Records from a collection of figures

------------------------------------

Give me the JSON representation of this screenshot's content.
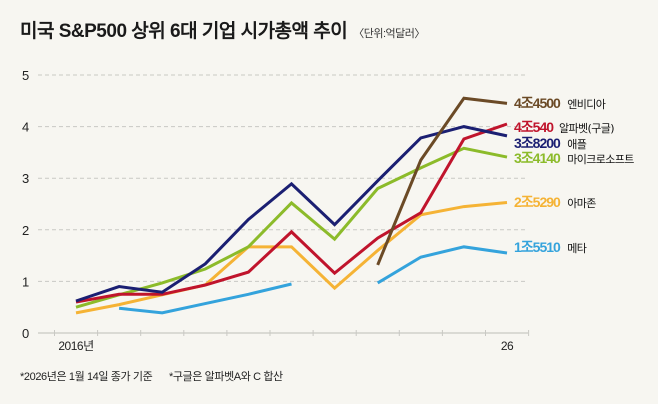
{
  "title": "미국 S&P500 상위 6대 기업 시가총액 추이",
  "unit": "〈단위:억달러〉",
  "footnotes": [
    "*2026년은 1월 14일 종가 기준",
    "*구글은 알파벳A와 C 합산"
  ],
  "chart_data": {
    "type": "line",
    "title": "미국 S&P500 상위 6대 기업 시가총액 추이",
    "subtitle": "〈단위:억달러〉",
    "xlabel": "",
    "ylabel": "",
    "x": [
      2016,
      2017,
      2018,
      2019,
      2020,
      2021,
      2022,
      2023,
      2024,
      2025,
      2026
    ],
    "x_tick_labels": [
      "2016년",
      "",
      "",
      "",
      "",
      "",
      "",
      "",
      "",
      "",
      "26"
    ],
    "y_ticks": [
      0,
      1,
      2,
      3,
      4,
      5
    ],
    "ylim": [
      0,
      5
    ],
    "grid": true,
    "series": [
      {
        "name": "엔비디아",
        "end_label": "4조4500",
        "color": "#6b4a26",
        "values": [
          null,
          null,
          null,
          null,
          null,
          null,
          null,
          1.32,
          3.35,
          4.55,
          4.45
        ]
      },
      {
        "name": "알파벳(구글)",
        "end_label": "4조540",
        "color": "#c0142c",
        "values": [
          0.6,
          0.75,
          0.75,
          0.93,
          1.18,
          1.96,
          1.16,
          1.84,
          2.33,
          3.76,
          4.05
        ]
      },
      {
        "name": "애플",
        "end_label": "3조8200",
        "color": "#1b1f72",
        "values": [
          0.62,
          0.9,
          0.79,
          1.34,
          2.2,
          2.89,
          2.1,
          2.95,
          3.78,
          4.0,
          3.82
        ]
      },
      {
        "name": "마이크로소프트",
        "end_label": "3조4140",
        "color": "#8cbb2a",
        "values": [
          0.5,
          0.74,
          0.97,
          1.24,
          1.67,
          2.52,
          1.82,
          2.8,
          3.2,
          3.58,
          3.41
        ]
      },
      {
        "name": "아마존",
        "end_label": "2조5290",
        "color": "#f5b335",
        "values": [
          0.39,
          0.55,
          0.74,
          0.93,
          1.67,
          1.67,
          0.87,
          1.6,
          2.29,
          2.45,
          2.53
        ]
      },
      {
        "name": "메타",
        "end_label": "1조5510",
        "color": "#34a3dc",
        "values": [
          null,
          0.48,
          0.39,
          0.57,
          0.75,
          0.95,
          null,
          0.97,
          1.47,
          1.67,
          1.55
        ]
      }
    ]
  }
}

------------------------------------

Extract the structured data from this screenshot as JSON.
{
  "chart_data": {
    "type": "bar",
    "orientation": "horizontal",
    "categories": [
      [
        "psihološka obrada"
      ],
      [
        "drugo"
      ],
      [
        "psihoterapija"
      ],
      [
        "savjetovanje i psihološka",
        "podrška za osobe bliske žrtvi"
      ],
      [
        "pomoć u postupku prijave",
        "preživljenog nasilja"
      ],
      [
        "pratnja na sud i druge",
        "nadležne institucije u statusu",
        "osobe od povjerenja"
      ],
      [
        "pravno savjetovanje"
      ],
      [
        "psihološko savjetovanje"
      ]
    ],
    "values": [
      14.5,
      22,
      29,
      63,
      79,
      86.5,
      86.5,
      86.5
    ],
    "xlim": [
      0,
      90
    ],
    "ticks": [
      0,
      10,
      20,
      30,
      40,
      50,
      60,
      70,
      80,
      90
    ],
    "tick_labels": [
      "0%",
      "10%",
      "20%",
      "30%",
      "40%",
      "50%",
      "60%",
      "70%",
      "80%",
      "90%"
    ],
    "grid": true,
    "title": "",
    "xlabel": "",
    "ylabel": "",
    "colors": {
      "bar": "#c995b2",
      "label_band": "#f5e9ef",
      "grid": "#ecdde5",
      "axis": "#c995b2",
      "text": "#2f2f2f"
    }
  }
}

------------------------------------

:: Set task ::
For the listing above, give the number of lines in which the string "JSON" occurs, and nothing else.

:: Result for this task ::
2